■ WHAT THE TASK ASKS ■
Locate and copy all lines bearing the word "termasuk".

■ DATA PROVIDED ■

— BEGIN —

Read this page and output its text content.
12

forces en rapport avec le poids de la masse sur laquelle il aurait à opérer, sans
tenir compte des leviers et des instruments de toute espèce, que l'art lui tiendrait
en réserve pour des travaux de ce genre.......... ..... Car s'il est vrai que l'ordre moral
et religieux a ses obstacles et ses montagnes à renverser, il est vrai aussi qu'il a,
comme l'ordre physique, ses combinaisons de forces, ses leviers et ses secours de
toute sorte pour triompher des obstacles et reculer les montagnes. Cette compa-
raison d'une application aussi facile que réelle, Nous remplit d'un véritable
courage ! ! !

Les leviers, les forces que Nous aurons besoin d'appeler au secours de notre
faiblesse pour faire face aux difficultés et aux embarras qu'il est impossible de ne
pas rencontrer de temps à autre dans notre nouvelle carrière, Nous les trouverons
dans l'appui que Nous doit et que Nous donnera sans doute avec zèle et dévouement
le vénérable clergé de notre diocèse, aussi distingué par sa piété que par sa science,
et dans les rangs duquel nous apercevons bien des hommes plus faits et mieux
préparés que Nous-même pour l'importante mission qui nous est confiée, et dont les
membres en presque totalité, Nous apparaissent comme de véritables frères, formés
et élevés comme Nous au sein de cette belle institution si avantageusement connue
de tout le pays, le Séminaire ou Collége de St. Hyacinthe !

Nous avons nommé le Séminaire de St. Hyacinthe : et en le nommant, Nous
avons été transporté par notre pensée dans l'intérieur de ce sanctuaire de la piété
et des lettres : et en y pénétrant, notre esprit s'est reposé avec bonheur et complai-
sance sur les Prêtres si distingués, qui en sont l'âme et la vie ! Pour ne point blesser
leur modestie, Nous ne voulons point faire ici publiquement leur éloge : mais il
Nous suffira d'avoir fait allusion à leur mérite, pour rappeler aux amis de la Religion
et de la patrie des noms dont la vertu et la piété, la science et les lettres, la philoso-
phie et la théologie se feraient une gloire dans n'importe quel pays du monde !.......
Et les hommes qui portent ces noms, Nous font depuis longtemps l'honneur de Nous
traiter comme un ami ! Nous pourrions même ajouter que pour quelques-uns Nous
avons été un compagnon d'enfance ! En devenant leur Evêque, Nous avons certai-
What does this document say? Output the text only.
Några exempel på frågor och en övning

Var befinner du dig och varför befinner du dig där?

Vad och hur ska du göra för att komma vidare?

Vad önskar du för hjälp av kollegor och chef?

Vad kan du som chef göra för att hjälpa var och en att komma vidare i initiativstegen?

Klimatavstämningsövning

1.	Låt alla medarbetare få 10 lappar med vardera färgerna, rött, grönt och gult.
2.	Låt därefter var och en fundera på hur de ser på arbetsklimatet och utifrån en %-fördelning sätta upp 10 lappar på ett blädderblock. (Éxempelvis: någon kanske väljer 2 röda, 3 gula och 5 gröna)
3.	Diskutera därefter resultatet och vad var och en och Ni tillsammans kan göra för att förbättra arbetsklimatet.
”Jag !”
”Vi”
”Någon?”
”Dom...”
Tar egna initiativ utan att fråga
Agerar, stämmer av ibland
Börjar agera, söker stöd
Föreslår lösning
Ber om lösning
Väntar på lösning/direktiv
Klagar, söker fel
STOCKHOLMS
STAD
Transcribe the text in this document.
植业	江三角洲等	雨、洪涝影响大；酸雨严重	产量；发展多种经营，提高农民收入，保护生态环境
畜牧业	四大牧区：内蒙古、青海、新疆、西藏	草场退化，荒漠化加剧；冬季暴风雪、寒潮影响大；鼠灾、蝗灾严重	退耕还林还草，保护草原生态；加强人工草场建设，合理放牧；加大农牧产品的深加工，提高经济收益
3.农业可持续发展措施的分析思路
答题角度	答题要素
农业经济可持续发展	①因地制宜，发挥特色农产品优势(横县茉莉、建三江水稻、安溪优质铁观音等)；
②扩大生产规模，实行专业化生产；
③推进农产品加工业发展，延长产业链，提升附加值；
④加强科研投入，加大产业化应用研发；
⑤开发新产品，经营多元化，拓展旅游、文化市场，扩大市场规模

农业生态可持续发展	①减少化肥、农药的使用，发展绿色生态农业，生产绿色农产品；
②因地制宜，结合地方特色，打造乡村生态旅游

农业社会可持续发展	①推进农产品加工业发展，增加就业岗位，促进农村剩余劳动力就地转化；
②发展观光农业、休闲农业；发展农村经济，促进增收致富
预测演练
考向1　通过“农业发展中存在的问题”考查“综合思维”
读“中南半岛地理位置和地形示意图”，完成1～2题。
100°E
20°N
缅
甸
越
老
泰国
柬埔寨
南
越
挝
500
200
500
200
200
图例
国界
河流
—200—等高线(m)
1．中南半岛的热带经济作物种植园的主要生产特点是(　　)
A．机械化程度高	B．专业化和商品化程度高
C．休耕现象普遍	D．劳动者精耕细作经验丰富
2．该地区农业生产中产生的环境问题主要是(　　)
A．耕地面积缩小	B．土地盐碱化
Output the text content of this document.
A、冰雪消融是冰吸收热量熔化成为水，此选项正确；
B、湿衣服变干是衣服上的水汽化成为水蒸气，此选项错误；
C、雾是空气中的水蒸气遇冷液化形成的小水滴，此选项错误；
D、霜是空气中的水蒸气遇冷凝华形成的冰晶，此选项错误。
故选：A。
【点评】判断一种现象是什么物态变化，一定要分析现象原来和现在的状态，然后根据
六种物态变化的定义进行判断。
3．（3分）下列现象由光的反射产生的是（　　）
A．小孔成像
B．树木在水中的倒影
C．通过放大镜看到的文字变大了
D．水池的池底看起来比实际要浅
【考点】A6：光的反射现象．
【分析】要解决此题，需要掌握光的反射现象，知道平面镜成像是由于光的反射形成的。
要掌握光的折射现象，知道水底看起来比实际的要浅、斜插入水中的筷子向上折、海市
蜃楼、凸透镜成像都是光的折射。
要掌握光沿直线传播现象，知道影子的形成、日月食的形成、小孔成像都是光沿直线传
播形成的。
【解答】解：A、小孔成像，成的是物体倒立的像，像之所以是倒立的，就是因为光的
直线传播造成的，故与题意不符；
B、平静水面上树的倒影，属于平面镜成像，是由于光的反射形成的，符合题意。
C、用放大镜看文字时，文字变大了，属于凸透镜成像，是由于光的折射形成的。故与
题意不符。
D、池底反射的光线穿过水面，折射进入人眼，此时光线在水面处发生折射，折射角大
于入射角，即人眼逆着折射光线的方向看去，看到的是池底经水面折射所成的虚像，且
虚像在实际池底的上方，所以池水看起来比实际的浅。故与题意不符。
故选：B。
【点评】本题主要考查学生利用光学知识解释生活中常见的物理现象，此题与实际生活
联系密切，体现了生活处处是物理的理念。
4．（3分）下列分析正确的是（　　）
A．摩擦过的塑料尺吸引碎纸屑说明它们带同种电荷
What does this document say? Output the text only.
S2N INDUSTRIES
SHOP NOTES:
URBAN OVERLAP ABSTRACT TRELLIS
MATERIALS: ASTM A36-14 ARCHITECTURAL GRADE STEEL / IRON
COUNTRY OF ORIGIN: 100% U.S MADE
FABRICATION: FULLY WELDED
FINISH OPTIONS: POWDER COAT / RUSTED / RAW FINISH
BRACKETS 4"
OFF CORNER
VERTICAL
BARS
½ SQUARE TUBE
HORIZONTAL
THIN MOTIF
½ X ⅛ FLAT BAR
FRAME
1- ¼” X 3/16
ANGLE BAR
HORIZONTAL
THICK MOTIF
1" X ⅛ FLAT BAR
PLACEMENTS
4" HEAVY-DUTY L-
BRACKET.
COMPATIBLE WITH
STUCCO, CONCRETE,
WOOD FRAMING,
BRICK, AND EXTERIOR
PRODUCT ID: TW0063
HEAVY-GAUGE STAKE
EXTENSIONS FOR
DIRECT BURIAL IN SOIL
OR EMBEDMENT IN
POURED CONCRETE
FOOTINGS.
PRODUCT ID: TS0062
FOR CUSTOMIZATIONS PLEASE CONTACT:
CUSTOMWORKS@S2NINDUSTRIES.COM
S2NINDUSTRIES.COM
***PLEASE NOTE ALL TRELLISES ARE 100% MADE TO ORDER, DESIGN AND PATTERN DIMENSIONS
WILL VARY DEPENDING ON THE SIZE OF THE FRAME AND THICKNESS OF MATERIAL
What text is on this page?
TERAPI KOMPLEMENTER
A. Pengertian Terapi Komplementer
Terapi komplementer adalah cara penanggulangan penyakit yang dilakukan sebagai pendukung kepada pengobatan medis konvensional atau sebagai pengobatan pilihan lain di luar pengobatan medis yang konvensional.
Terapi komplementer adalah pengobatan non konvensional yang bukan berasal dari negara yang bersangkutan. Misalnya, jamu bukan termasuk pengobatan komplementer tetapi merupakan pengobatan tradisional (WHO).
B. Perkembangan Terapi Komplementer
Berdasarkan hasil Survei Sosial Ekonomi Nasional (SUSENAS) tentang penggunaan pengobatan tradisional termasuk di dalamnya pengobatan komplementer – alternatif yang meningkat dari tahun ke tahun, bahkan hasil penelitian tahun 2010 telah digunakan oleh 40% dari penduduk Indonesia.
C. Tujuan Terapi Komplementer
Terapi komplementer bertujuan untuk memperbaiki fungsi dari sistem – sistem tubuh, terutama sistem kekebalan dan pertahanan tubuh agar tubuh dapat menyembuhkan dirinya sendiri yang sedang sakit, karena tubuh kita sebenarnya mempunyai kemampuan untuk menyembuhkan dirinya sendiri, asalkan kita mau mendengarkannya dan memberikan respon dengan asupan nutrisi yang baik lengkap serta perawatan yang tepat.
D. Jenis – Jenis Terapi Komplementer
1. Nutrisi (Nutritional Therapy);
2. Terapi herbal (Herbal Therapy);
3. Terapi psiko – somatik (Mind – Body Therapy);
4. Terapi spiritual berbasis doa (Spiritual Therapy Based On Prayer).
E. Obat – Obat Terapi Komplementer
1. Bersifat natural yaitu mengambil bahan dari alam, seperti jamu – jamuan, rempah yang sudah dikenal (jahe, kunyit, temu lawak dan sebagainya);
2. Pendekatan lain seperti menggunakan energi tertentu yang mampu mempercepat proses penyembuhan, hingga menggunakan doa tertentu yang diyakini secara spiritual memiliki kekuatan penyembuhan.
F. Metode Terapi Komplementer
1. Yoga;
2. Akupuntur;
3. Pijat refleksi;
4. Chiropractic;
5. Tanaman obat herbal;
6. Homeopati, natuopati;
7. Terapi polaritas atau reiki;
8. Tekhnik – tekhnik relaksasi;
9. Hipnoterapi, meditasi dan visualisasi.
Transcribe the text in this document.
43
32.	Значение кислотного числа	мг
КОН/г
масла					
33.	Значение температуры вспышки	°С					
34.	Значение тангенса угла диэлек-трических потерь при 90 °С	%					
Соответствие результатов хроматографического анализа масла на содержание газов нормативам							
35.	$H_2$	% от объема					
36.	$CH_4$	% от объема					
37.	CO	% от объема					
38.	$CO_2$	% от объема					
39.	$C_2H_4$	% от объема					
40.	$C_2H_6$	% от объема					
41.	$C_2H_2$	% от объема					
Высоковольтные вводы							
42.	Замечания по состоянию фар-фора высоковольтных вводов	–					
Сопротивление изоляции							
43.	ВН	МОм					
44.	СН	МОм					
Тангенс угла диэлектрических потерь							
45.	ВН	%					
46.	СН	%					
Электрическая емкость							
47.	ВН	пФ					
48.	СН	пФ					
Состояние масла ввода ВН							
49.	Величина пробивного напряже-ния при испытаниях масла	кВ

— END —

■ IN RESPONSE ■
Terapi komplementer adalah pengobatan non konvensional yang bukan berasal dari negara yang bersangkutan. Misalnya, jamu bukan termasuk pengobatan komplementer tetapi merupakan pengobatan tradisional (WHO).
Berdasarkan hasil Survei Sosial Ekonomi Nasional (SUSENAS) tentang penggunaan pengobatan tradisional termasuk di dalamnya pengobatan komplementer – alternatif yang meningkat dari tahun ke tahun, bahkan hasil penelitian tahun 2010 telah digunakan oleh 40% dari penduduk Indonesia.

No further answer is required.